## Given instruction
Repeat every line below exactly as it reads.

## Records provided
"""

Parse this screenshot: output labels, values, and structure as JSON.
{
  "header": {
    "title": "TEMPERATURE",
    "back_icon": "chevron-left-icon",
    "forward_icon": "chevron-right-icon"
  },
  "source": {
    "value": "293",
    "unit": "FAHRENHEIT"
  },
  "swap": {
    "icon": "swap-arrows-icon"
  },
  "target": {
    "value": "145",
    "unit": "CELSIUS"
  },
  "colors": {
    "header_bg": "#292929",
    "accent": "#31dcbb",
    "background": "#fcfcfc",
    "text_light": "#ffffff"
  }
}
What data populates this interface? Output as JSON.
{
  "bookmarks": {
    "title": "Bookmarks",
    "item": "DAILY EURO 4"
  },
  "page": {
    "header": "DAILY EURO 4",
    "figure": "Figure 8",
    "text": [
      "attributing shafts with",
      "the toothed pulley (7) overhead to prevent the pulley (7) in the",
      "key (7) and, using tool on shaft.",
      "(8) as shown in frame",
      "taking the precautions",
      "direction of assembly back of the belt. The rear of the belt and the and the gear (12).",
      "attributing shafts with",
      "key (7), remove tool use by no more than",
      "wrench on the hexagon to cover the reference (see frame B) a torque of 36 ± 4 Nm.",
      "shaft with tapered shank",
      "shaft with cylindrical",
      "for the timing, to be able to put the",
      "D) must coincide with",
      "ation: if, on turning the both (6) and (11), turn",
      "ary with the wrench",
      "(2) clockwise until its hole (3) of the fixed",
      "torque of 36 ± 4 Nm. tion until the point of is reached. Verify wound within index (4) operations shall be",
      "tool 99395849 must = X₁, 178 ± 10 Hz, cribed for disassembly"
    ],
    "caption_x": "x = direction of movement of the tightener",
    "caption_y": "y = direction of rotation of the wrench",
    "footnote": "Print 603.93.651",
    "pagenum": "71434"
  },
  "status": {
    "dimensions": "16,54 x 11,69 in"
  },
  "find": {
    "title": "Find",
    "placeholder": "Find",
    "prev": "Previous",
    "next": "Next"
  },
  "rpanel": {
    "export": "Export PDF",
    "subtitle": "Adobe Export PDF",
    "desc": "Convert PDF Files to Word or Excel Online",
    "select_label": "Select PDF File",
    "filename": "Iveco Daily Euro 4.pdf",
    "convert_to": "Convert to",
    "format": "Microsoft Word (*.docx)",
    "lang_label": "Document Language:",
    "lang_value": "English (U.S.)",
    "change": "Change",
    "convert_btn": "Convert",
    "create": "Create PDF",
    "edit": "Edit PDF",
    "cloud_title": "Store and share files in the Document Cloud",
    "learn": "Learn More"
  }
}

"""

## Finished answer
Parse this screenshot: output labels, values, and structure as JSON.
{
  "header": {
    "title": "TEMPERATURE",
    "back_icon": "chevron-left-icon",
    "forward_icon": "chevron-right-icon"
  },
  "source": {
    "value": "293",
    "unit": "FAHRENHEIT"
  },
  "swap": {
    "icon": "swap-arrows-icon"
  },
  "target": {
    "value": "145",
    "unit": "CELSIUS"
  },
  "colors": {
    "header_bg": "#292929",
    "accent": "#31dcbb",
    "background": "#fcfcfc",
    "text_light": "#ffffff"
  }
}
What data populates this interface? Output as JSON.
{
  "bookmarks": {
    "title": "Bookmarks",
    "item": "DAILY EURO 4"
  },
  "page": {
    "header": "DAILY EURO 4",
    "figure": "Figure 8",
    "text": [
      "attributing shafts with",
      "the toothed pulley (7) overhead to prevent the pulley (7) in the",
      "key (7) and, using tool on shaft.",
      "(8) as shown in frame",
      "taking the precautions",
      "direction of assembly back of the belt. The rear of the belt and the and the gear (12).",
      "attributing shafts with",
      "key (7), remove tool use by no more than",
      "wrench on the hexagon to cover the reference (see frame B) a torque of 36 ± 4 Nm.",
      "shaft with tapered shank",
      "shaft with cylindrical",
      "for the timing, to be able to put the",
      "D) must coincide with",
      "ation: if, on turning the both (6) and (11), turn",
      "ary with the wrench",
      "(2) clockwise until its hole (3) of the fixed",
      "torque of 36 ± 4 Nm. tion until the point of is reached. Verify wound within index (4) operations shall be",
      "tool 99395849 must = X₁, 178 ± 10 Hz, cribed for disassembly"
    ],
    "caption_x": "x = direction of movement of the tightener",
    "caption_y": "y = direction of rotation of the wrench",
    "footnote": "Print 603.93.651",
    "pagenum": "71434"
  },
  "status": {
    "dimensions": "16,54 x 11,69 in"
  },
  "find": {
    "title": "Find",
    "placeholder": "Find",
    "prev": "Previous",
    "next": "Next"
  },
  "rpanel": {
    "export": "Export PDF",
    "subtitle": "Adobe Export PDF",
    "desc": "Convert PDF Files to Word or Excel Online",
    "select_label": "Select PDF File",
    "filename": "Iveco Daily Euro 4.pdf",
    "convert_to": "Convert to",
    "format": "Microsoft Word (*.docx)",
    "lang_label": "Document Language:",
    "lang_value": "English (U.S.)",
    "change": "Change",
    "convert_btn": "Convert",
    "create": "Create PDF",
    "edit": "Edit PDF",
    "cloud_title": "Store and share files in the Document Cloud",
    "learn": "Learn More"
  }
}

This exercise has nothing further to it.